283871 Dynamic Optimization of Solar Thermal Systems with Storage
Solar energy will continue to become an increasingly important part of the energy mix. Its intermittency, however, is a challenge that must be overcome for solar to become a true replacement for fossil fuels. Therefore, energy storage, combined with effective control and dynamic optimization techniques will be essential to successful integration of solar and other intermittent renewables into the current energy infrastructure.
In this work, dynamic optimization using a 24-hour solar radiation forecast is used to improve performance of a solar-powered steam generation plant with thermal energy storage. The work considers a hybrid plant where natural gas is used to supplement solar energy to maintain a steady power supply. Two control approaches are compared. In the first, a standard control approach is used to maintain a constant solar field outlet temperature and a constant power output from solar energy. When sufficient stored thermal energy is not available, the supplemental fuel source is used. The other approach uses dynamic optimization, where a 24-hour forecast of available solar energy is used to predict future performance. Instead of controlling to a constant temperature, the optimal collection temperature is computed as a function of time. Hybrid operation, where the power output can be a combination of solar and fossil energy proves to be an essential part of operation. The ability to bypass storage is also beneficial as the optimal solution indicates that fluid stored at one temperature should not be mixed with fluid at another temperature due to the entropy that would be generated.

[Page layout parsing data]
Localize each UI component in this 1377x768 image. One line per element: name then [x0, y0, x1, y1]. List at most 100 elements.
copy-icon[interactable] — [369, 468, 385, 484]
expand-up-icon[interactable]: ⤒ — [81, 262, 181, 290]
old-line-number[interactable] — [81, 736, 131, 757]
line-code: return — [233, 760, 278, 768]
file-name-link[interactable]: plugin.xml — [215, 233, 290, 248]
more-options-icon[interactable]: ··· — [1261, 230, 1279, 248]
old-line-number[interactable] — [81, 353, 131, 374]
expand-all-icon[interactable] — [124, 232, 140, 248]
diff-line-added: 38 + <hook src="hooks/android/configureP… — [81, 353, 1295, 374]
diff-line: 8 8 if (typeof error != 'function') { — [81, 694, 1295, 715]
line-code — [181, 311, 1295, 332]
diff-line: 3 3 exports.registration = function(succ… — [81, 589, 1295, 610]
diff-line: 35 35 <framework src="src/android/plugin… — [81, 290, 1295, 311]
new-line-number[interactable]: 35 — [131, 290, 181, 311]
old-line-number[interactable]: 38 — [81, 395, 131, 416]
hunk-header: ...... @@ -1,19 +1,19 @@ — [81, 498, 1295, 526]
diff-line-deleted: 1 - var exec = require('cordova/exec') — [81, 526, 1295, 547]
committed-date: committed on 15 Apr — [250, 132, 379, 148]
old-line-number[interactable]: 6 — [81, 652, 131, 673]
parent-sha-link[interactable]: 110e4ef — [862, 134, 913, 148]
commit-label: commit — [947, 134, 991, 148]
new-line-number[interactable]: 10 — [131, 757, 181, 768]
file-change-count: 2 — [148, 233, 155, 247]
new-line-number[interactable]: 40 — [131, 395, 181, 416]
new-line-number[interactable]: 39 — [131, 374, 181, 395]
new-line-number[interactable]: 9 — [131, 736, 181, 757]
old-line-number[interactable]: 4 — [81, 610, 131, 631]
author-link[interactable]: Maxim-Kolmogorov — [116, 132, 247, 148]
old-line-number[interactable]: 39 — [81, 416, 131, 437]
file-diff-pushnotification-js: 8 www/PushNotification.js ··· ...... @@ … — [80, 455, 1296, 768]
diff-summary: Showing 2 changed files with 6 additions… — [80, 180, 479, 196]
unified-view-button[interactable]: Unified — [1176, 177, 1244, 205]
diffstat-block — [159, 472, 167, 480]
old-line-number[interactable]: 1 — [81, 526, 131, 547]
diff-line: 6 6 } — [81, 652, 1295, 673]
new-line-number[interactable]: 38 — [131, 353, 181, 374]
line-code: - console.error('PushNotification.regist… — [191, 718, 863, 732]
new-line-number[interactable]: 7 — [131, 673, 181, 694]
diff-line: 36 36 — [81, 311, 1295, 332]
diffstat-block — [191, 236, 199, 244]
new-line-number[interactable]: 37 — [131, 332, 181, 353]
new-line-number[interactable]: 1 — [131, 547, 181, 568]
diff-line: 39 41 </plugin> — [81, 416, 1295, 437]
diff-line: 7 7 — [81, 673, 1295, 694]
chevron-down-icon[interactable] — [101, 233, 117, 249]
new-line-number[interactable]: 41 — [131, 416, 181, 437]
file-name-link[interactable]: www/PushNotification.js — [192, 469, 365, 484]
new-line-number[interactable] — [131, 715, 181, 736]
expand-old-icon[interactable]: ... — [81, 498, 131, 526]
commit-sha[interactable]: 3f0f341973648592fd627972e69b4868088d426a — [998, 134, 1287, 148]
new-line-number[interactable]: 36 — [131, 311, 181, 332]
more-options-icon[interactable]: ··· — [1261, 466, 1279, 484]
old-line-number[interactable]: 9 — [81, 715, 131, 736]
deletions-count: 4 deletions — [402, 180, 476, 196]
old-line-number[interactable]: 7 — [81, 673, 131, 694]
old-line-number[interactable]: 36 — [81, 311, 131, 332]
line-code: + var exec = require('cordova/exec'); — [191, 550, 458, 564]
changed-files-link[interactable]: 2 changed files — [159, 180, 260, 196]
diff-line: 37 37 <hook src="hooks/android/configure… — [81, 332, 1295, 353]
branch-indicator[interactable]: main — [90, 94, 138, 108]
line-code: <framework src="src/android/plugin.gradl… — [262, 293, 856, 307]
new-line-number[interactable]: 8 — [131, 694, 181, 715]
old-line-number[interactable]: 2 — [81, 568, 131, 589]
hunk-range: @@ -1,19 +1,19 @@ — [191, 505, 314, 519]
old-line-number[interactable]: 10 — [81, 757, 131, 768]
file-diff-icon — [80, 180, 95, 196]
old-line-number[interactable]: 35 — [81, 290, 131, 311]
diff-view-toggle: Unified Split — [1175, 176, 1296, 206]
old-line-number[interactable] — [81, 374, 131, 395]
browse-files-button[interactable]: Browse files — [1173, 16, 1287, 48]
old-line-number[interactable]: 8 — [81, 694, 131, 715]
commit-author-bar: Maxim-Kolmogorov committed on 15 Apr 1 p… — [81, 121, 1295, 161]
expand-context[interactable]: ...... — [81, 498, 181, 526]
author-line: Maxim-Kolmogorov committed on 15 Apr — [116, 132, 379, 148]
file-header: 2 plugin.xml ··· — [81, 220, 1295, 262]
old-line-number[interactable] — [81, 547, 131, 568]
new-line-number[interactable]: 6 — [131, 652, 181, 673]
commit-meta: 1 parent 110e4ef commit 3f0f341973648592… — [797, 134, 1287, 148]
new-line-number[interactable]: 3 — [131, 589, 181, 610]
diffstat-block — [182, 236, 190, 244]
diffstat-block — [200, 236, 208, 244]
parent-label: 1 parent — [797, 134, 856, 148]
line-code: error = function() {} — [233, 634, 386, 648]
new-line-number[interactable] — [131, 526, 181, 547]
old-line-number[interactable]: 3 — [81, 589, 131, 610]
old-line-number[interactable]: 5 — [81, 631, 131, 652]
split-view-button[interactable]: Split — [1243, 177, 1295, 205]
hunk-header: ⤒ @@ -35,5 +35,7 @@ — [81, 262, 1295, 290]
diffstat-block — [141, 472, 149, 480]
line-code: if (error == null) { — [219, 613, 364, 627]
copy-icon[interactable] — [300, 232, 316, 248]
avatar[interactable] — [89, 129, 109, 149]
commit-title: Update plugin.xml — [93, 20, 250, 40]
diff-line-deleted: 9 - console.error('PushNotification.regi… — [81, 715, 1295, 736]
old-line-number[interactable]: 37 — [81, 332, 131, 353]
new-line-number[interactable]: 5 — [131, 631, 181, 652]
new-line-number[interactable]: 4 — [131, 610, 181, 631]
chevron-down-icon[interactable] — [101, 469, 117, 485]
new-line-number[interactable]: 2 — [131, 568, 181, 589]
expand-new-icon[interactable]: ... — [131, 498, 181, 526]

__To do__:
**1.** Edit the solar thermal text from "283871 Dynamic Optimization" up to and including "current energy infrastructure.", replacing "fossil fuels" with "coal and oil".
**2.** According to the solar thermal text, what three things will be essential to successful integration of solar and other intermittent renewables into the current energy infrastructure?
**3.** Carry on the solar thermal text from its last sentence.

__Results for each task__:
**1.**
283871 Dynamic Optimization of Solar Thermal Systems with Storage
Solar energy will continue to become an increasingly important part of the energy mix. Its intermittency, however, is a challenge that must be overcome for solar to become a true replacement for coal and oil. Therefore, energy storage, combined with effective control and dynamic optimization techniques will be essential to successful integration of solar and other intermittent renewables into the current energy infrastructure.

**2.**
energy storage
effective control
dynamic optimization techniques

**3.**
The solution to the dynamic optimization problem is obtained using a simultaneous method which converts the system of differential algebraic equations into a system of algebraic equations via orthogonal collocation on finite elements. The problem then becomes a nonlinear programming problem which is solved using an interior point algorithm.
Results indicate that the dynamic optimization approach is most effective on cloudy days, improving the solar share (the amount of energy delivered via solar energy) by up to sixty percent. This is largely attributed to reduced radiative heat losses in the solar field by virtue of shorter residence times and lower temperatures. The technique also improves performance on sunny days by approximately eight percent. A real-time implementation methodology is also discussed where the optimization strategy acts as a supervisory controller by feeding optimal temperature and power set-points to lower-level regulatory controllers. The system updates at regularly, taking the most recent state and forecast information into account. This methodology will help the system overcome the uncertainty in the forecast.